● **WHAT IS NEEDED**:
Pull every line that holds the word "binding" from the entries.

● **INPUT**:
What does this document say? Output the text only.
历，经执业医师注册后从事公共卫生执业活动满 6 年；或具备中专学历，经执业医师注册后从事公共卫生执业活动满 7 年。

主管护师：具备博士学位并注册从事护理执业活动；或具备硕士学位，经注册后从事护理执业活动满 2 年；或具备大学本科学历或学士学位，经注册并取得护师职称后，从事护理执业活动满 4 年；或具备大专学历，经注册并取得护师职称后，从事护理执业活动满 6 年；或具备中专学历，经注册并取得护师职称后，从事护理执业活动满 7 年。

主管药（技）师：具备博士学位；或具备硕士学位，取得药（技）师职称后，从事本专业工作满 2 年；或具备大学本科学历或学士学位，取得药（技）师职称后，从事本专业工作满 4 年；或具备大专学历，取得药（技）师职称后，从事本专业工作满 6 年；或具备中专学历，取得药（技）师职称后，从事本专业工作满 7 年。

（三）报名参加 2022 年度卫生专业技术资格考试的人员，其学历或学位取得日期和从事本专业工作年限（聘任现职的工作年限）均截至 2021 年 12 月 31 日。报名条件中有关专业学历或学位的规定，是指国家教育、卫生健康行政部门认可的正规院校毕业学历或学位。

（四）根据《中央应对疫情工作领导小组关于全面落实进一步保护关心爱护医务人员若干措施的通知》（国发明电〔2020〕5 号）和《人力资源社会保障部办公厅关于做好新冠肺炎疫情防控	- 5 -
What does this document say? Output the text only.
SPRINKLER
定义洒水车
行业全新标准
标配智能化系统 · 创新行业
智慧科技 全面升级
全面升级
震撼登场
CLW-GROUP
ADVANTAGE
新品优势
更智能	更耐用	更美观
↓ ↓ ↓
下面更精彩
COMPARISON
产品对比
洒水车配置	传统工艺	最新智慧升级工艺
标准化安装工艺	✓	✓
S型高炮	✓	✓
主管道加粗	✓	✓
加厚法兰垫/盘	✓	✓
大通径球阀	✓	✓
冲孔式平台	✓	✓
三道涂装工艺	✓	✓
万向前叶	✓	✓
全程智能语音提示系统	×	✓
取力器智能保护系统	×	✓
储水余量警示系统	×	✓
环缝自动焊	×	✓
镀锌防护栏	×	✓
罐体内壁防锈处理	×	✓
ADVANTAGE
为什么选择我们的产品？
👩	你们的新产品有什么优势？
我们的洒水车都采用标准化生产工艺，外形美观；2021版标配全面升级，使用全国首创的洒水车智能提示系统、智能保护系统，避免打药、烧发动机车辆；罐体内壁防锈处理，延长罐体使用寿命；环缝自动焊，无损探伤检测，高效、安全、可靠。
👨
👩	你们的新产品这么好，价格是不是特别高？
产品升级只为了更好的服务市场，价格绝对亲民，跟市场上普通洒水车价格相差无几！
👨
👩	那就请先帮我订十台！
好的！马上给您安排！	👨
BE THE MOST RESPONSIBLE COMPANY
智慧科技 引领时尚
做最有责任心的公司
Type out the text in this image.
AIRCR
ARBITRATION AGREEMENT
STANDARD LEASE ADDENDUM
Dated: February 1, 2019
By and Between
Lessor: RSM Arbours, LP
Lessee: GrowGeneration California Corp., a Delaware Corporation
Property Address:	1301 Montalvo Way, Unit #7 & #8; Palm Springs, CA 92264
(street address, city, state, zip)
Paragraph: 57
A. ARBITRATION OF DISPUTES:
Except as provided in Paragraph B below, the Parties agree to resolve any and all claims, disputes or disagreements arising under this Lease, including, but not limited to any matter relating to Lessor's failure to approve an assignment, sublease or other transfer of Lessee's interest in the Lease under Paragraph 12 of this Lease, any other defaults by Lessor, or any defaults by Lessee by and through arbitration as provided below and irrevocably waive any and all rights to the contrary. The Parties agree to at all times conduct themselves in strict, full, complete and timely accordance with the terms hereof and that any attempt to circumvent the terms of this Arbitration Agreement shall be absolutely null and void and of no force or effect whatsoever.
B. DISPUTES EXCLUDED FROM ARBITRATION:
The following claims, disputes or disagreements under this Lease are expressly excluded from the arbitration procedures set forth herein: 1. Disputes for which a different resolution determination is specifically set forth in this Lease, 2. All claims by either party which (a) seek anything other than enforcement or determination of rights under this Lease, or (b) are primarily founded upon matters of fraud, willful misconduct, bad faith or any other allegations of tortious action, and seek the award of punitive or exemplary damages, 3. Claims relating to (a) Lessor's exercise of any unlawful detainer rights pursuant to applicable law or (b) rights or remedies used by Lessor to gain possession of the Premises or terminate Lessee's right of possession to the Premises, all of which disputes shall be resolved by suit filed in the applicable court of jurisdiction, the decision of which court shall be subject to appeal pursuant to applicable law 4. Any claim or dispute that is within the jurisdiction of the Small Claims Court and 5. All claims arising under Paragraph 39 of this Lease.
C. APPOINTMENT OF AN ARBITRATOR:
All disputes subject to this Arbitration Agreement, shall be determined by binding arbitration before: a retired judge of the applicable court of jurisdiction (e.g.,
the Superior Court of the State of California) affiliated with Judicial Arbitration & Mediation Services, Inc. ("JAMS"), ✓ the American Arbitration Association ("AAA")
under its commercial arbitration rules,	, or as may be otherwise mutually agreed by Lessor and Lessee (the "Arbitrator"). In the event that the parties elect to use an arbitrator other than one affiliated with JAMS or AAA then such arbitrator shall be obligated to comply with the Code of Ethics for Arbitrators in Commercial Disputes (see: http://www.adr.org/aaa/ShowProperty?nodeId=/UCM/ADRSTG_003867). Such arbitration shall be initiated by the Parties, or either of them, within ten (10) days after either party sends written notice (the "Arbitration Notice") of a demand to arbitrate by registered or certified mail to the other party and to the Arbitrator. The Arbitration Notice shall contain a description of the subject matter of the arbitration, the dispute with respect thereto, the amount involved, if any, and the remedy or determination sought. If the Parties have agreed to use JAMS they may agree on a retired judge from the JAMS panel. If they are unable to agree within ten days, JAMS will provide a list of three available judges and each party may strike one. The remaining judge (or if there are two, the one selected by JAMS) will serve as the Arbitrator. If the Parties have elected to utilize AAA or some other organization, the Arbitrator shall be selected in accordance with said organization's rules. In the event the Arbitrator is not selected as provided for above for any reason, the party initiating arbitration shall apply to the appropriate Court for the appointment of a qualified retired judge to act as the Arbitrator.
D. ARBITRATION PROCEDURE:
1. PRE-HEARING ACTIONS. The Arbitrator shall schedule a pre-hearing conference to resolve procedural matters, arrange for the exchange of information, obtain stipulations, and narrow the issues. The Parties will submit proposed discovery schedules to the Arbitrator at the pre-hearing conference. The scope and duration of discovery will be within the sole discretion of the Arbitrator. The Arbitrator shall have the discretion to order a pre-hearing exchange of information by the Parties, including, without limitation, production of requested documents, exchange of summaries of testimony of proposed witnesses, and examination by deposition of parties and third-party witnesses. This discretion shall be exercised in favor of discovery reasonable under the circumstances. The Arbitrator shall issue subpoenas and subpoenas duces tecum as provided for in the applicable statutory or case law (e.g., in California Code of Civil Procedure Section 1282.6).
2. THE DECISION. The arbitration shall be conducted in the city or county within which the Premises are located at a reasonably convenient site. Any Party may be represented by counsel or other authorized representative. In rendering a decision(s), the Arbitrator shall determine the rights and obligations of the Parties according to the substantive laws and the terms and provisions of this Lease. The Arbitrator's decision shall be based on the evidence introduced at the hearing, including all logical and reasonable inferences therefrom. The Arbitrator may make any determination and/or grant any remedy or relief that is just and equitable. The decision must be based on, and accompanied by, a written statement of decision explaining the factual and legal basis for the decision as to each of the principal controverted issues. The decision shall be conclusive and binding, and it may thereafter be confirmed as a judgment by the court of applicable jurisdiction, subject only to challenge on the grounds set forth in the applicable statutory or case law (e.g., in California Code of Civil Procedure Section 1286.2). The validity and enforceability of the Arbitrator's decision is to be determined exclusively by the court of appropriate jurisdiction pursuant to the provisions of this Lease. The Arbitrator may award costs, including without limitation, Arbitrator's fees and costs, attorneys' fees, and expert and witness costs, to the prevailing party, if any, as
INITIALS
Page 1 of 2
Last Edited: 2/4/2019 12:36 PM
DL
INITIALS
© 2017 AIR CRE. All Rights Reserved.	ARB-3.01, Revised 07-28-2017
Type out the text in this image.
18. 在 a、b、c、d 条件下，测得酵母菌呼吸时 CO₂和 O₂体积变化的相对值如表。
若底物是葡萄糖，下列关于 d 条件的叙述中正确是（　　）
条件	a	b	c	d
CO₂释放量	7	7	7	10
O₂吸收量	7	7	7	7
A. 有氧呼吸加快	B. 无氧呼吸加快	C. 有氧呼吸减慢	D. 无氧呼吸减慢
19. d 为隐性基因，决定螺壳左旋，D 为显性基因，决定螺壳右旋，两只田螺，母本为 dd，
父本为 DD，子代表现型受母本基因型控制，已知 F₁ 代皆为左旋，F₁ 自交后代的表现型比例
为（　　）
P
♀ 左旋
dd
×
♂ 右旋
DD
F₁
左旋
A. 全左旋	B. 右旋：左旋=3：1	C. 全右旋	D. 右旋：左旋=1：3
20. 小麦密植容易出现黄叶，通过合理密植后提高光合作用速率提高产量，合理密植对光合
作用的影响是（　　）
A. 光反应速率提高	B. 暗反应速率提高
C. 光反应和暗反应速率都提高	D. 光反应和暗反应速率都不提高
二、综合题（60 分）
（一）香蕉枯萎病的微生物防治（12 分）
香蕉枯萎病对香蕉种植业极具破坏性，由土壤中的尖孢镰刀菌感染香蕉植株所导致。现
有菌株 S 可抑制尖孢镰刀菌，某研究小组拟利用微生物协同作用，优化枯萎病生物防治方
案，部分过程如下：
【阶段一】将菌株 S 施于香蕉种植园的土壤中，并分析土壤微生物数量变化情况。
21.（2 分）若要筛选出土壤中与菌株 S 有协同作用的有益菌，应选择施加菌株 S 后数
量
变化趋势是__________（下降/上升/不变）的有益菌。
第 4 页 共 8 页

● **SOLVED EXERCISE**:
All disputes subject to this Arbitration Agreement, shall be determined by binding arbitration before: a retired judge of the applicable court of jurisdiction (e.g.,
2. THE DECISION. The arbitration shall be conducted in the city or county within which the Premises are located at a reasonably convenient site. Any Party may be represented by counsel or other authorized representative. In rendering a decision(s), the Arbitrator shall determine the rights and obligations of the Parties according to the substantive laws and the terms and provisions of this Lease. The Arbitrator's decision shall be based on the evidence introduced at the hearing, including all logical and reasonable inferences therefrom. The Arbitrator may make any determination and/or grant any remedy or relief that is just and equitable. The decision must be based on, and accompanied by, a written statement of decision explaining the factual and legal basis for the decision as to each of the principal controverted issues. The decision shall be conclusive and binding, and it may thereafter be confirmed as a judgment by the court of applicable jurisdiction, subject only to challenge on the grounds set forth in the applicable statutory or case law (e.g., in California Code of Civil Procedure Section 1286.2). The validity and enforceability of the Arbitrator's decision is to be determined exclusively by the court of appropriate jurisdiction pursuant to the provisions of this Lease. The Arbitrator may award costs, including without limitation, Arbitrator's fees and costs, attorneys' fees, and expert and witness costs, to the prevailing party, if any, as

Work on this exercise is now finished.